>> start Entries
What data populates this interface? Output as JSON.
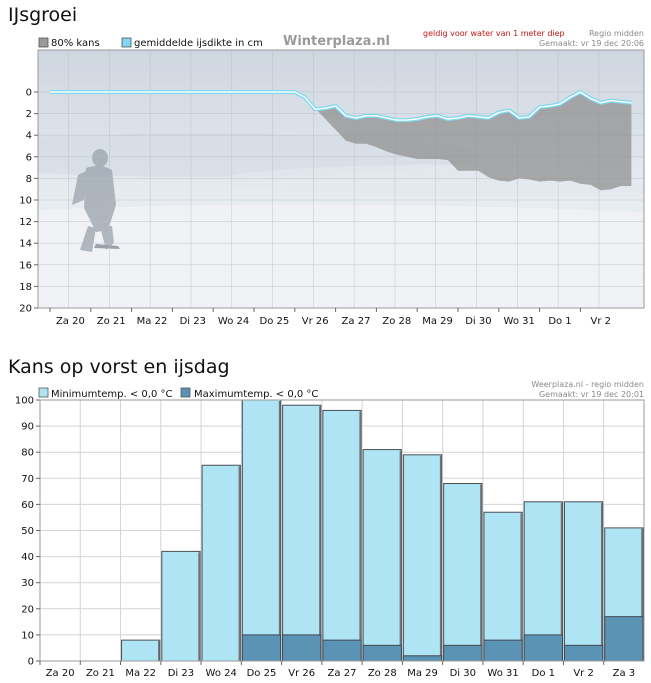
{
  "colors": {
    "ice_line": "#7fd7f2",
    "band_80": "#9a9a9a",
    "min_bar": "#aee4f3",
    "max_bar": "#5b93b5",
    "grid": "#c8c8c8"
  },
  "chart_data": [
    {
      "type": "area",
      "title": "IJsgroei",
      "watermark": "Winterplaza.nl",
      "note": "geldig voor water van 1 meter diep",
      "region": "Regio midden",
      "made": "Gemaakt: vr 19 dec 20:06",
      "legend": [
        "80% kans",
        "gemiddelde ijsdikte in cm"
      ],
      "categories": [
        "Za 20",
        "Zo 21",
        "Ma 22",
        "Di 23",
        "Wo 24",
        "Do 25",
        "Vr 26",
        "Za 27",
        "Zo 28",
        "Ma 29",
        "Di 30",
        "Wo 31",
        "Do 1",
        "Vr 2"
      ],
      "y_ticks": [
        "0",
        "2",
        "4",
        "6",
        "8",
        "10",
        "12",
        "14",
        "16",
        "18",
        "20"
      ],
      "ylim": [
        0,
        20
      ],
      "y_inverted": true,
      "x": [
        0,
        0.5,
        1,
        1.5,
        2,
        2.5,
        3,
        3.5,
        4,
        4.5,
        5,
        5.5,
        6,
        6.25,
        6.5,
        6.75,
        7,
        7.25,
        7.5,
        7.75,
        8,
        8.25,
        8.5,
        8.75,
        9,
        9.25,
        9.5,
        9.75,
        10,
        10.25,
        10.5,
        10.75,
        11,
        11.25,
        11.5,
        11.75,
        12,
        12.25,
        12.5,
        12.75,
        13,
        13.25,
        13.5,
        13.75,
        14,
        14.25
      ],
      "series": [
        {
          "name": "gemiddelde ijsdikte in cm",
          "values": [
            0,
            0,
            0,
            0,
            0,
            0,
            0,
            0,
            0,
            0,
            0,
            0,
            0,
            0.5,
            1.6,
            1.5,
            1.3,
            2.2,
            2.4,
            2.2,
            2.2,
            2.4,
            2.6,
            2.6,
            2.5,
            2.3,
            2.2,
            2.5,
            2.4,
            2.2,
            2.3,
            2.4,
            1.9,
            1.7,
            2.4,
            2.3,
            1.4,
            1.3,
            1.1,
            0.5,
            0,
            0.6,
            1,
            0.8,
            0.9,
            1.0
          ]
        },
        {
          "name": "80% kans",
          "values": [
            0,
            0,
            0,
            0,
            0,
            0,
            0,
            0,
            0,
            0,
            0,
            0,
            0.1,
            0.6,
            1.5,
            2.5,
            3.5,
            4.5,
            4.8,
            4.8,
            5.1,
            5.5,
            5.8,
            6.0,
            6.2,
            6.2,
            6.2,
            6.3,
            7.3,
            7.3,
            7.3,
            7.9,
            8.2,
            8.3,
            8.0,
            8.1,
            8.3,
            8.2,
            8.3,
            8.2,
            8.5,
            8.6,
            9.1,
            9.0,
            8.7,
            8.7
          ]
        }
      ]
    },
    {
      "type": "bar",
      "title": "Kans op vorst en ijsdag",
      "source": "Weerplaza.nl - regio midden",
      "made": "Gemaakt: vr 19 dec 20:01",
      "legend": [
        "Minimumtemp. < 0,0 °C",
        "Maximumtemp. < 0,0 °C"
      ],
      "categories": [
        "Za 20",
        "Zo 21",
        "Ma 22",
        "Di 23",
        "Wo 24",
        "Do 25",
        "Vr 26",
        "Za 27",
        "Zo 28",
        "Ma 29",
        "Di 30",
        "Wo 31",
        "Do 1",
        "Vr 2",
        "Za 3"
      ],
      "y_ticks": [
        "0",
        "10",
        "20",
        "30",
        "40",
        "50",
        "60",
        "70",
        "80",
        "90",
        "100"
      ],
      "ylim": [
        0,
        100
      ],
      "series": [
        {
          "name": "Minimumtemp. < 0,0 °C",
          "values": [
            0,
            0,
            8,
            42,
            75,
            100,
            98,
            96,
            81,
            79,
            68,
            57,
            61,
            61,
            51
          ]
        },
        {
          "name": "Maximumtemp. < 0,0 °C",
          "values": [
            0,
            0,
            0,
            0,
            0,
            10,
            10,
            8,
            6,
            2,
            6,
            8,
            10,
            6,
            17
          ]
        }
      ]
    }
  ]
}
>> end Entries
* Task brief
Restate the data above word for word. Do not include the images.

* Finished answer
What data populates this interface? Output as JSON.
{
  "colors": {
    "ice_line": "#7fd7f2",
    "band_80": "#9a9a9a",
    "min_bar": "#aee4f3",
    "max_bar": "#5b93b5",
    "grid": "#c8c8c8"
  },
  "chart_data": [
    {
      "type": "area",
      "title": "IJsgroei",
      "watermark": "Winterplaza.nl",
      "note": "geldig voor water van 1 meter diep",
      "region": "Regio midden",
      "made": "Gemaakt: vr 19 dec 20:06",
      "legend": [
        "80% kans",
        "gemiddelde ijsdikte in cm"
      ],
      "categories": [
        "Za 20",
        "Zo 21",
        "Ma 22",
        "Di 23",
        "Wo 24",
        "Do 25",
        "Vr 26",
        "Za 27",
        "Zo 28",
        "Ma 29",
        "Di 30",
        "Wo 31",
        "Do 1",
        "Vr 2"
      ],
      "y_ticks": [
        "0",
        "2",
        "4",
        "6",
        "8",
        "10",
        "12",
        "14",
        "16",
        "18",
        "20"
      ],
      "ylim": [
        0,
        20
      ],
      "y_inverted": true,
      "x": [
        0,
        0.5,
        1,
        1.5,
        2,
        2.5,
        3,
        3.5,
        4,
        4.5,
        5,
        5.5,
        6,
        6.25,
        6.5,
        6.75,
        7,
        7.25,
        7.5,
        7.75,
        8,
        8.25,
        8.5,
        8.75,
        9,
        9.25,
        9.5,
        9.75,
        10,
        10.25,
        10.5,
        10.75,
        11,
        11.25,
        11.5,
        11.75,
        12,
        12.25,
        12.5,
        12.75,
        13,
        13.25,
        13.5,
        13.75,
        14,
        14.25
      ],
      "series": [
        {
          "name": "gemiddelde ijsdikte in cm",
          "values": [
            0,
            0,
            0,
            0,
            0,
            0,
            0,
            0,
            0,
            0,
            0,
            0,
            0,
            0.5,
            1.6,
            1.5,
            1.3,
            2.2,
            2.4,
            2.2,
            2.2,
            2.4,
            2.6,
            2.6,
            2.5,
            2.3,
            2.2,
            2.5,
            2.4,
            2.2,
            2.3,
            2.4,
            1.9,
            1.7,
            2.4,
            2.3,
            1.4,
            1.3,
            1.1,
            0.5,
            0,
            0.6,
            1,
            0.8,
            0.9,
            1.0
          ]
        },
        {
          "name": "80% kans",
          "values": [
            0,
            0,
            0,
            0,
            0,
            0,
            0,
            0,
            0,
            0,
            0,
            0,
            0.1,
            0.6,
            1.5,
            2.5,
            3.5,
            4.5,
            4.8,
            4.8,
            5.1,
            5.5,
            5.8,
            6.0,
            6.2,
            6.2,
            6.2,
            6.3,
            7.3,
            7.3,
            7.3,
            7.9,
            8.2,
            8.3,
            8.0,
            8.1,
            8.3,
            8.2,
            8.3,
            8.2,
            8.5,
            8.6,
            9.1,
            9.0,
            8.7,
            8.7
          ]
        }
      ]
    },
    {
      "type": "bar",
      "title": "Kans op vorst en ijsdag",
      "source": "Weerplaza.nl - regio midden",
      "made": "Gemaakt: vr 19 dec 20:01",
      "legend": [
        "Minimumtemp. < 0,0 °C",
        "Maximumtemp. < 0,0 °C"
      ],
      "categories": [
        "Za 20",
        "Zo 21",
        "Ma 22",
        "Di 23",
        "Wo 24",
        "Do 25",
        "Vr 26",
        "Za 27",
        "Zo 28",
        "Ma 29",
        "Di 30",
        "Wo 31",
        "Do 1",
        "Vr 2",
        "Za 3"
      ],
      "y_ticks": [
        "0",
        "10",
        "20",
        "30",
        "40",
        "50",
        "60",
        "70",
        "80",
        "90",
        "100"
      ],
      "ylim": [
        0,
        100
      ],
      "series": [
        {
          "name": "Minimumtemp. < 0,0 °C",
          "values": [
            0,
            0,
            8,
            42,
            75,
            100,
            98,
            96,
            81,
            79,
            68,
            57,
            61,
            61,
            51
          ]
        },
        {
          "name": "Maximumtemp. < 0,0 °C",
          "values": [
            0,
            0,
            0,
            0,
            0,
            10,
            10,
            8,
            6,
            2,
            6,
            8,
            10,
            6,
            17
          ]
        }
      ]
    }
  ]
}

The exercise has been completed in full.